# START OF INFORMATION PROVIDED

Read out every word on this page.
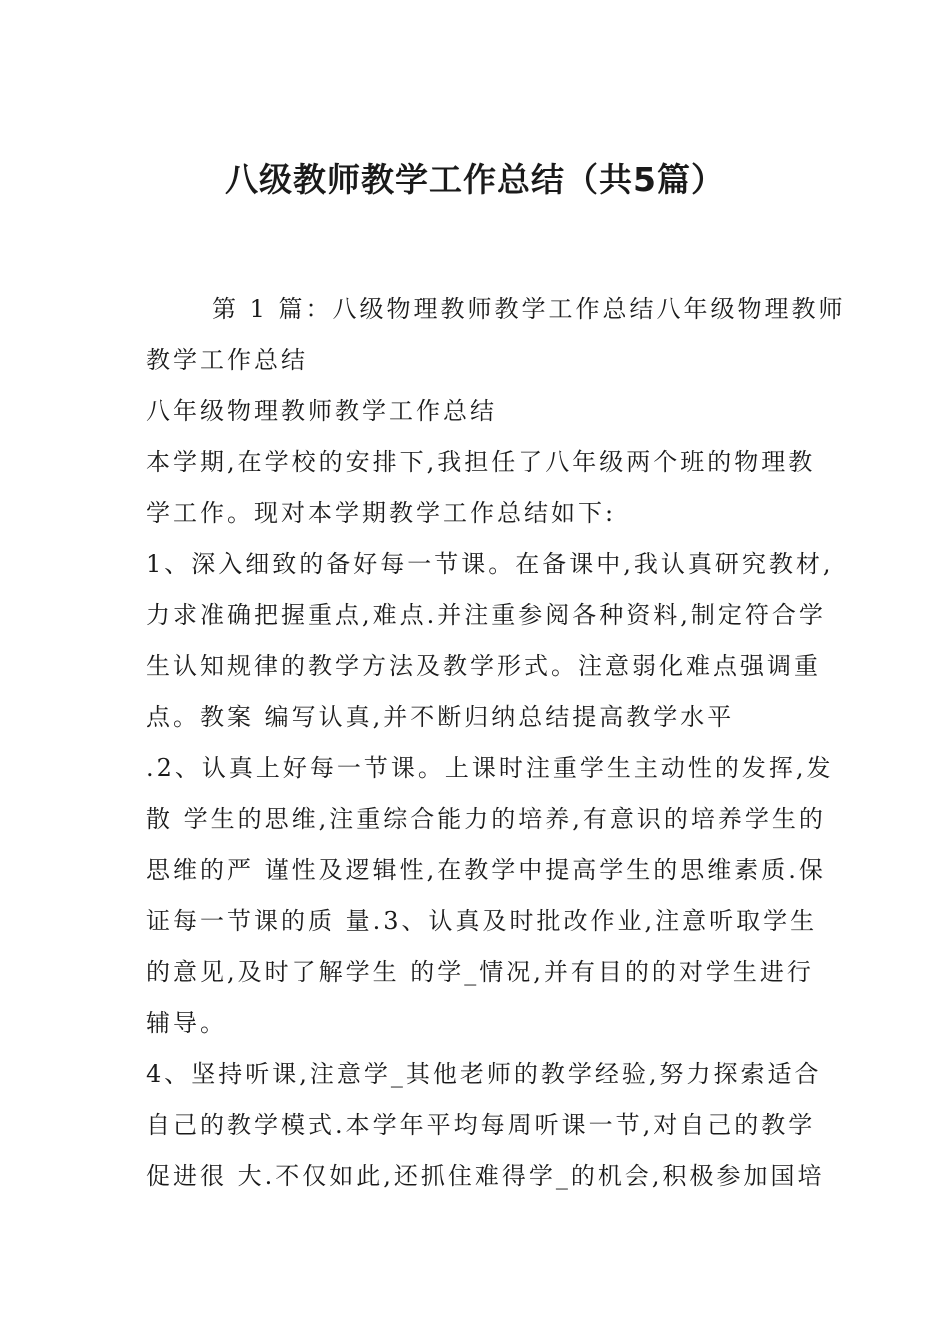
八级教师教学工作总结（共5篇）
第 1 篇：八级物理教师教学工作总结八年级物理教师
教学工作总结
八年级物理教师教学工作总结
本学期,在学校的安排下,我担任了八年级两个班的物理教
学工作。现对本学期教学工作总结如下:
1、深入细致的备好每一节课。在备课中,我认真研究教材,
力求准确把握重点,难点.并注重参阅各种资料,制定符合学
生认知规律的教学方法及教学形式。注意弱化难点强调重
点。教案 编写认真,并不断归纳总结提高教学水平
.2、认真上好每一节课。上课时注重学生主动性的发挥,发
散 学生的思维,注重综合能力的培养,有意识的培养学生的
思维的严 谨性及逻辑性,在教学中提高学生的思维素质.保
证每一节课的质 量.3、认真及时批改作业,注意听取学生
的意见,及时了解学生 的学_情况,并有目的的对学生进行
辅导。
4、坚持听课,注意学_其他老师的教学经验,努力探索适合
自己的教学模式.本学年平均每周听课一节,对自己的教学
促进很 大.不仅如此,还抓住难得学_的机会,积极参加国培
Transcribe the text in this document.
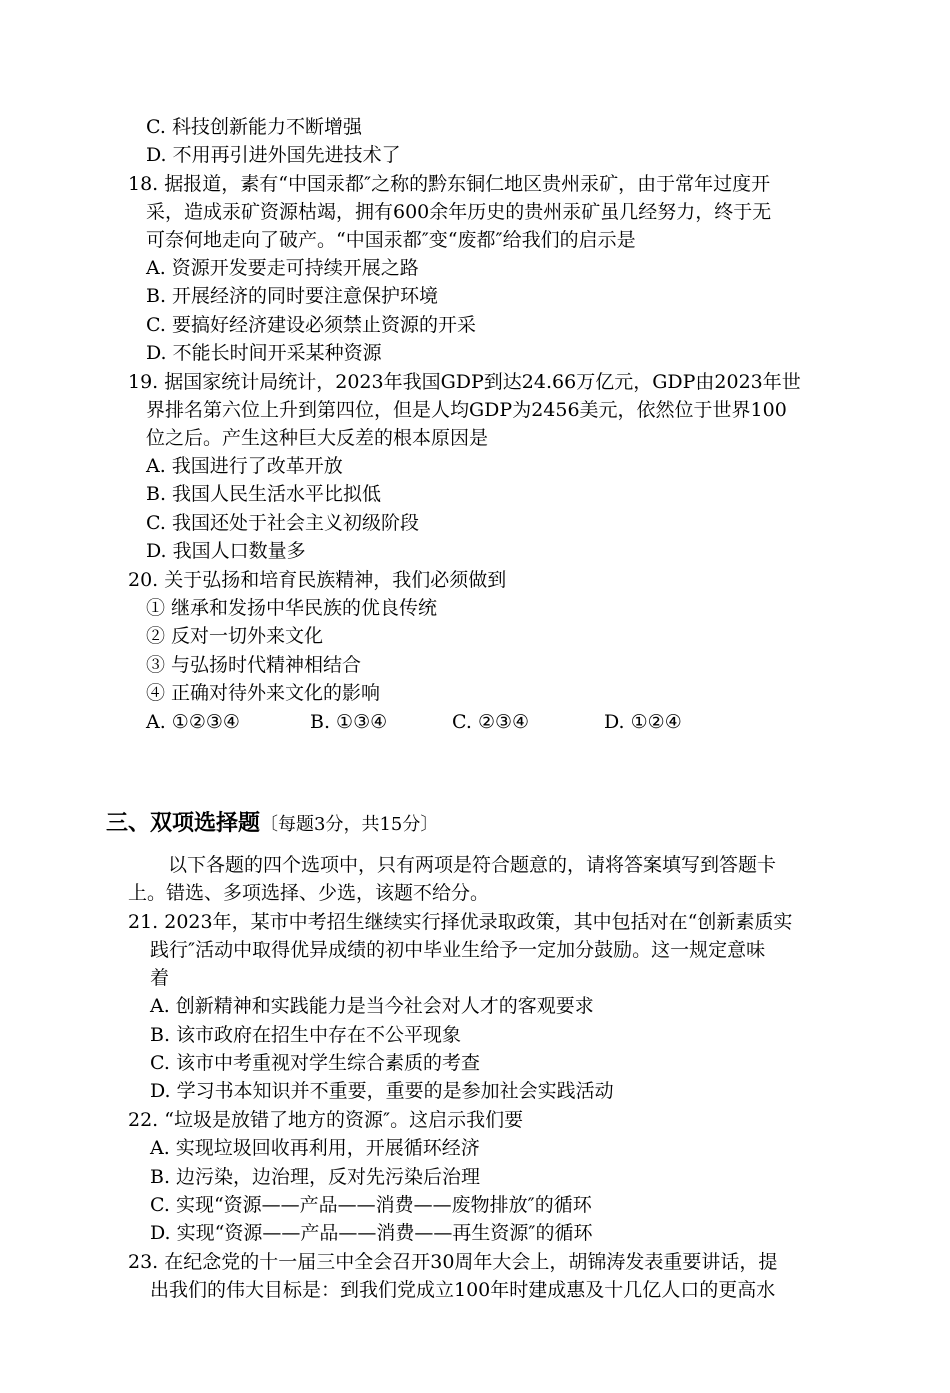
C. 科技创新能力不断增强
D. 不用再引进外国先进技术了
18. 据报道，素有“中国汞都″之称的黔东铜仁地区贵州汞矿，由于常年过度开
采，造成汞矿资源枯竭，拥有600余年历史的贵州汞矿虽几经努力，终于无
可奈何地走向了破产。“中国汞都″变“废都″给我们的启示是
A. 资源开发要走可持续开展之路
B. 开展经济的同时要注意保护环境
C. 要搞好经济建设必须禁止资源的开采
D. 不能长时间开采某种资源
19. 据国家统计局统计，2023年我国GDP到达24.66万亿元，GDP由2023年世
界排名第六位上升到第四位，但是人均GDP为2456美元，依然位于世界100
位之后。产生这种巨大反差的根本原因是
A. 我国进行了改革开放
B. 我国人民生活水平比拟低
C. 我国还处于社会主义初级阶段
D. 我国人口数量多
20. 关于弘扬和培育民族精神，我们必须做到
① 继承和发扬中华民族的优良传统
② 反对一切外来文化
③ 与弘扬时代精神相结合
④ 正确对待外来文化的影响
A. ①②③④	B. ①③④	C. ②③④	D. ①②④
三、双项选择题〔每题3分，共15分〕
以下各题的四个选项中，只有两项是符合题意的，请将答案填写到答题卡
上。错选、多项选择、少选，该题不给分。
21. 2023年，某市中考招生继续实行择优录取政策，其中包括对在“创新素质实
践行″活动中取得优异成绩的初中毕业生给予一定加分鼓励。这一规定意味
着
A. 创新精神和实践能力是当今社会对人才的客观要求
B. 该市政府在招生中存在不公平现象
C. 该市中考重视对学生综合素质的考查
D. 学习书本知识并不重要，重要的是参加社会实践活动
22. “垃圾是放错了地方的资源″。这启示我们要
A. 实现垃圾回收再利用，开展循环经济
B. 边污染，边治理，反对先污染后治理
C. 实现“资源——产品——消费——废物排放″的循环
D. 实现“资源——产品——消费——再生资源″的循环
23. 在纪念党的十一届三中全会召开30周年大会上，胡锦涛发表重要讲话，提
出我们的伟大目标是：到我们党成立100年时建成惠及十几亿人口的更高水
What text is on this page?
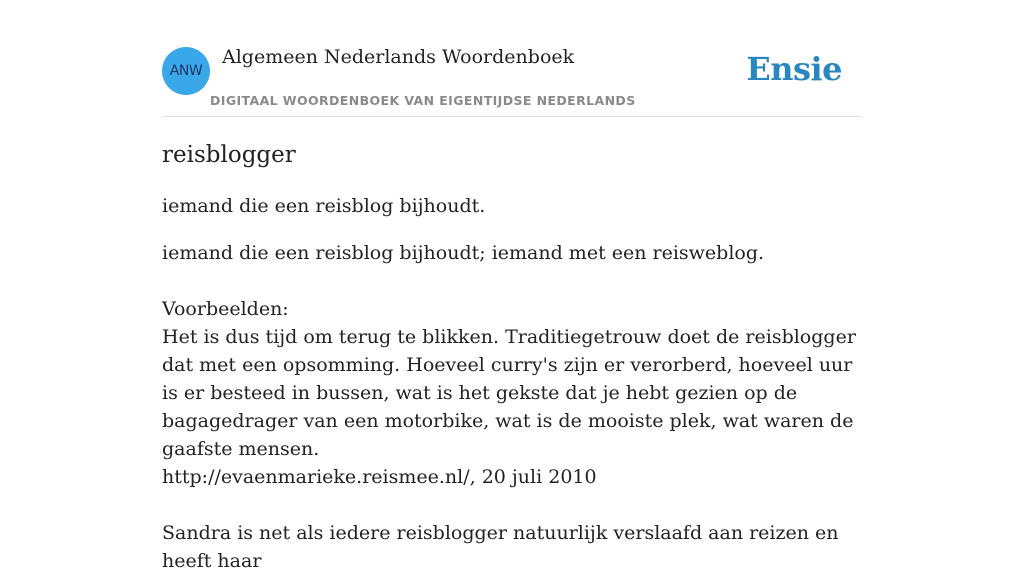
ANW
Algemeen Nederlands Woordenboek
DIGITAAL WOORDENBOEK VAN EIGENTIJDSE NEDERLANDS
Ensie
reisblogger

iemand die een reisblog bijhoudt.

iemand die een reisblog bijhoudt; iemand met een reisweblog.

Voorbeelden:

Het is dus tijd om terug te blikken. Traditiegetrouw doet de reisblogger dat met een opsomming. Hoeveel curry's zijn er verorberd, hoeveel uur is er besteed in bussen, wat is het gekste dat je hebt gezien op de bagagedrager van een motorbike, wat is de mooiste plek, wat waren de gaafste mensen.
http://evaenmarieke.reismee.nl/, 20 juli 2010

Sandra is net als iedere reisblogger natuurlijk verslaafd aan reizen en heeft haar
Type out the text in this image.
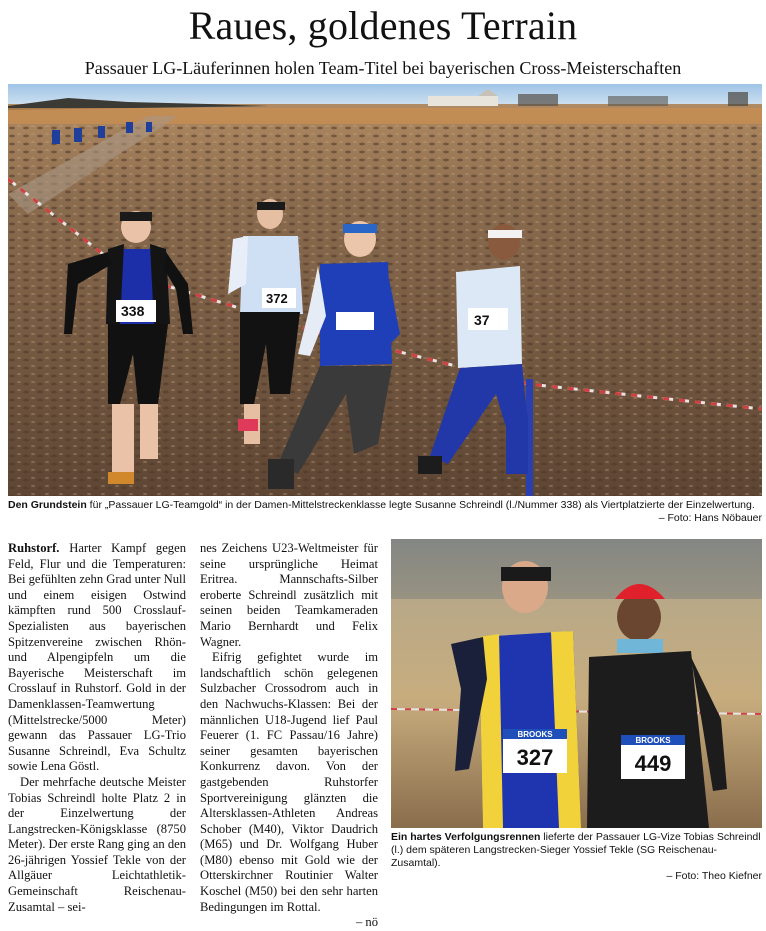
Raues, goldenes Terrain

Passauer LG-Läuferinnen holen Team-Titel bei bayerischen Cross-Meisterschaften

338
372
37
Den Grundstein für „Passauer LG-Teamgold“ in der Damen-Mittelstreckenklasse legte Susanne Schreindl (l./Nummer 338) als Viertplatzierte der Einzelwertung.
– Foto: Hans Nöbauer

Ruhstorf. Harter Kampf gegen Feld, Flur und die Temperaturen: Bei gefühlten zehn Grad unter Null und einem eisigen Ostwind kämpften rund 500 Crosslauf-Spezialisten aus bayerischen Spitzenvereine zwischen Rhön- und Alpengipfeln um die Bayerische Meisterschaft im Crosslauf in Ruhstorf. Gold in der Damenklassen-Teamwertung (Mittelstrecke/5000 Meter) gewann das Passauer LG-Trio Susanne Schreindl, Eva Schultz sowie Lena Göstl.

Der mehrfache deutsche Meister Tobias Schreindl holte Platz 2 in der Einzelwertung der Langstrecken-Königsklasse (8750 Meter). Der erste Rang ging an den 26-jährigen Yossief Tekle von der Allgäuer Leichtathletik-Gemeinschaft Reischenau-Zusamtal – sei-

nes Zeichens U23-Weltmeister für seine ursprüngliche Heimat Eritrea. Mannschafts-Silber eroberte Schreindl zusätzlich mit seinen beiden Teamkameraden Mario Bernhardt und Felix Wagner.

Eifrig gefightet wurde im landschaftlich schön gelegenen Sulzbacher Crossodrom auch in den Nachwuchs-Klassen: Bei der männlichen U18-Jugend lief Paul Feuerer (1. FC Passau/16 Jahre) seiner gesamten bayerischen Konkurrenz davon. Von der gastgebenden Ruhstorfer Sportvereinigung glänzten die Altersklassen-Athleten Andreas Schober (M40), Viktor Daudrich (M65) und Dr. Wolfgang Huber (M80) ebenso mit Gold wie der Otterskirchner Routinier Walter Koschel (M50) bei den sehr harten Bedingungen im Rottal.

– nö
BROOKS
BROOKS
327	449
Ein hartes Verfolgungsrennen lieferte der Passauer LG-Vize Tobias Schreindl (l.) dem späteren Langstrecken-Sieger Yossief Tekle (SG Reischenau-Zusamtal).
– Foto: Theo Kiefner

# END OF INFORMATION PROVIDED

■ **TASK DESCRIPTION**:
Tally the lines of the preceding listing in which the word "中国汞都" appears; state nothing but the total.

■ **FINISHED ANSWER**:
2